-- Begin --
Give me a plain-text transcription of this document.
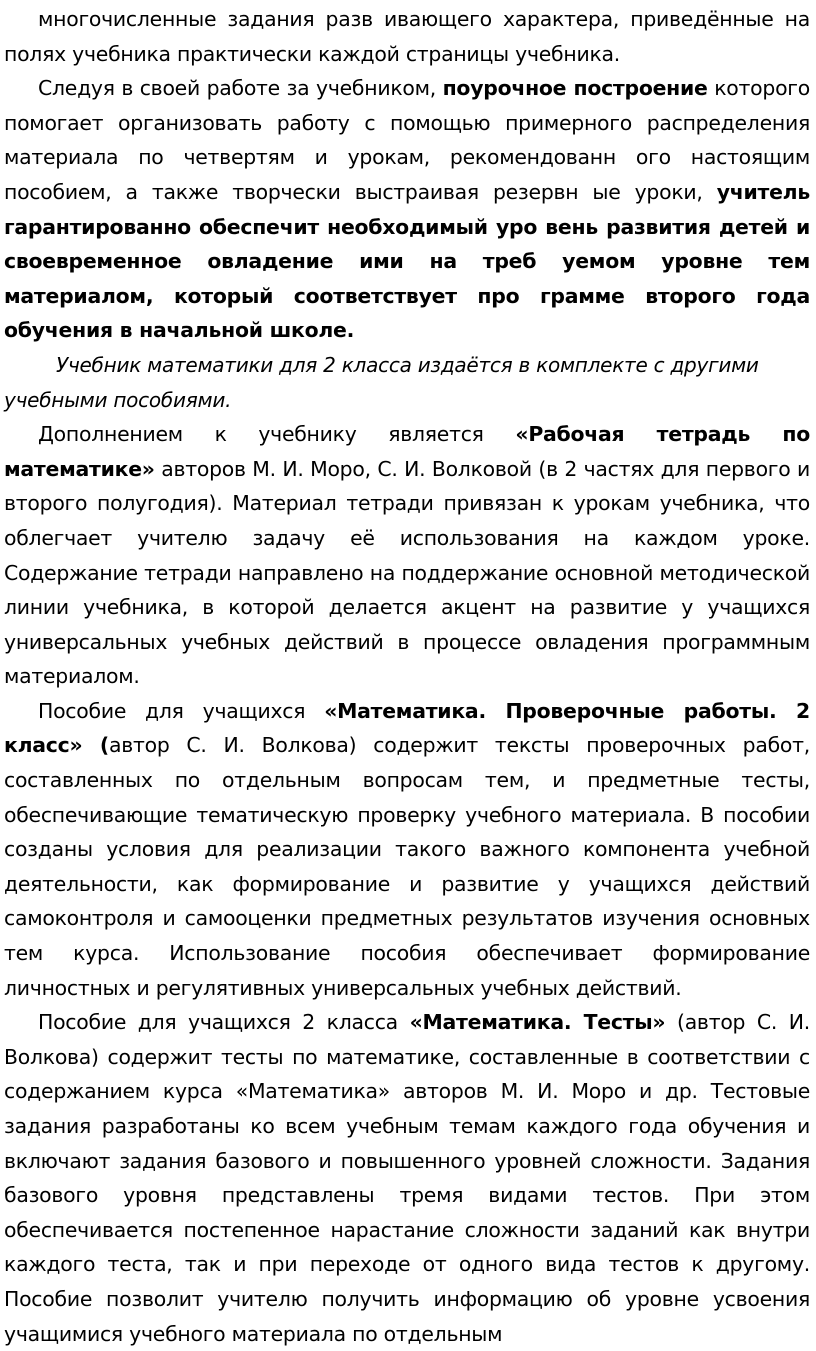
многочисленные задания разв ивающего характера, приведённые на полях учебника практически каждой страницы учебника.

Следуя в своей работе за учебником, поурочное построение которого помогает организовать работу с помощью примерного распределения материала по четвертям и урокам, рекомендованн ого настоящим пособием, а также творчески выстраивая резервн ые уроки, учитель гарантированно обеспечит необходимый уро вень развития детей и своевременное овладение ими на треб уемом уровне тем материалом, который соответствует про грамме второго года обучения в начальной школе.

Учебник математики для 2 класса издаётся в комплекте с другими учебными пособиями.

Дополнением к учебнику является «Рабочая тетрадь по математике» авторов М. И. Моро, С. И. Волковой (в 2 частях для первого и второго полугодия). Материал тетради привязан к урокам учебника, что облегчает учителю задачу её использования на каждом уроке. Содержание тетради направлено на поддержание основной методической линии учебника, в которой делается акцент на развитие у учащихся универсальных учебных действий в процессе овладения программным материалом.

Пособие для учащихся «Математика. Проверочные работы. 2 класс» (автор С. И. Волкова) содержит тексты проверочных работ, составленных по отдельным вопросам тем, и предметные тесты, обеспечивающие тематическую проверку учебного материала. В пособии созданы условия для реализации такого важного компонента учебной деятельности, как формирование и развитие у учащихся действий самоконтроля и самооценки предметных результатов изучения основных тем курса. Использование пособия обеспечивает формирование личностных и регулятивных универсальных учебных действий.

Пособие для учащихся 2 класса «Математика. Тесты» (автор С. И. Волкова) содержит тесты по математике, составленные в соответствии с содержанием курса «Математика» авторов М. И. Моро и др. Тестовые задания разработаны ко всем учебным темам каждого года обучения и включают задания базового и повышенного уровней сложности. Задания базового уровня представлены тремя видами тестов. При этом обеспечивается постепенное нарастание сложности заданий как внутри каждого теста, так и при переходе от одного вида тестов к другому. Пособие позволит учителю получить информацию об уровне усвоения учащимися учебного материала по отдельным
-- End --
# STATED GOAL:
Return the material exactly as given, apart from the pictures.

# EXERCISE RESULT:
Give me a plain-text transcription of this document.
многочисленные задания разв ивающего характера, приведённые на полях учебника практически каждой страницы учебника.

Следуя в своей работе за учебником, поурочное построение которого помогает организовать работу с помощью примерного распределения материала по четвертям и урокам, рекомендованн ого настоящим пособием, а также творчески выстраивая резервн ые уроки, учитель гарантированно обеспечит необходимый уро вень развития детей и своевременное овладение ими на треб уемом уровне тем материалом, который соответствует про грамме второго года обучения в начальной школе.

Учебник математики для 2 класса издаётся в комплекте с другими учебными пособиями.

Дополнением к учебнику является «Рабочая тетрадь по математике» авторов М. И. Моро, С. И. Волковой (в 2 частях для первого и второго полугодия). Материал тетради привязан к урокам учебника, что облегчает учителю задачу её использования на каждом уроке. Содержание тетради направлено на поддержание основной методической линии учебника, в которой делается акцент на развитие у учащихся универсальных учебных действий в процессе овладения программным материалом.

Пособие для учащихся «Математика. Проверочные работы. 2 класс» (автор С. И. Волкова) содержит тексты проверочных работ, составленных по отдельным вопросам тем, и предметные тесты, обеспечивающие тематическую проверку учебного материала. В пособии созданы условия для реализации такого важного компонента учебной деятельности, как формирование и развитие у учащихся действий самоконтроля и самооценки предметных результатов изучения основных тем курса. Использование пособия обеспечивает формирование личностных и регулятивных универсальных учебных действий.

Пособие для учащихся 2 класса «Математика. Тесты» (автор С. И. Волкова) содержит тесты по математике, составленные в соответствии с содержанием курса «Математика» авторов М. И. Моро и др. Тестовые задания разработаны ко всем учебным темам каждого года обучения и включают задания базового и повышенного уровней сложности. Задания базового уровня представлены тремя видами тестов. При этом обеспечивается постепенное нарастание сложности заданий как внутри каждого теста, так и при переходе от одного вида тестов к другому. Пособие позволит учителю получить информацию об уровне усвоения учащимися учебного материала по отдельным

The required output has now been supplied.